Problem to solve :: Select and copy out every line in the records containing "light".

## START Record excerpts

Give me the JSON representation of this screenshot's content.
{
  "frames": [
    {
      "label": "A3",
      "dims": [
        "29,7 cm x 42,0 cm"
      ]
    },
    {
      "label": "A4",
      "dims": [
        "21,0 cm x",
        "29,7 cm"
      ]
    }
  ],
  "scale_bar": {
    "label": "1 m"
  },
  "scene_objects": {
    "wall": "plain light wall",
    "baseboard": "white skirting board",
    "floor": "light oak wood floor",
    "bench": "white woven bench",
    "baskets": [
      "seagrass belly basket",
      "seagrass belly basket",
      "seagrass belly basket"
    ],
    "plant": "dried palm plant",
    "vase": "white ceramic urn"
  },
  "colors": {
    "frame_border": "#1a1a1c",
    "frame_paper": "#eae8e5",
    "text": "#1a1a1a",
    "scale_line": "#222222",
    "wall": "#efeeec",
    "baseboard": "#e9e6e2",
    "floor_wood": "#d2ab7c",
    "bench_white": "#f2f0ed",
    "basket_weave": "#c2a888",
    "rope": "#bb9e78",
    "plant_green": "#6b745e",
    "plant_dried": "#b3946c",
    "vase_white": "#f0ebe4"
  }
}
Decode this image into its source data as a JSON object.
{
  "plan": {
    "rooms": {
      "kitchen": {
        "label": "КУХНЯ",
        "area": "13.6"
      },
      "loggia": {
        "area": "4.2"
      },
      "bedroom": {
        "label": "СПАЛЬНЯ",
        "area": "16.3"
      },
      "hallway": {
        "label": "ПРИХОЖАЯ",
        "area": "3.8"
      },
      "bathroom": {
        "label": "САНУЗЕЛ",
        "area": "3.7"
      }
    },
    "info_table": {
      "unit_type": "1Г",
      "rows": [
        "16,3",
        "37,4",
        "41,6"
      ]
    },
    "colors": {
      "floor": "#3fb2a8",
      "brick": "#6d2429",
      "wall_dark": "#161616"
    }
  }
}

## END Record excerpts

Answer below ::
    "wall": "plain light wall",
    "floor": "light oak wood floor",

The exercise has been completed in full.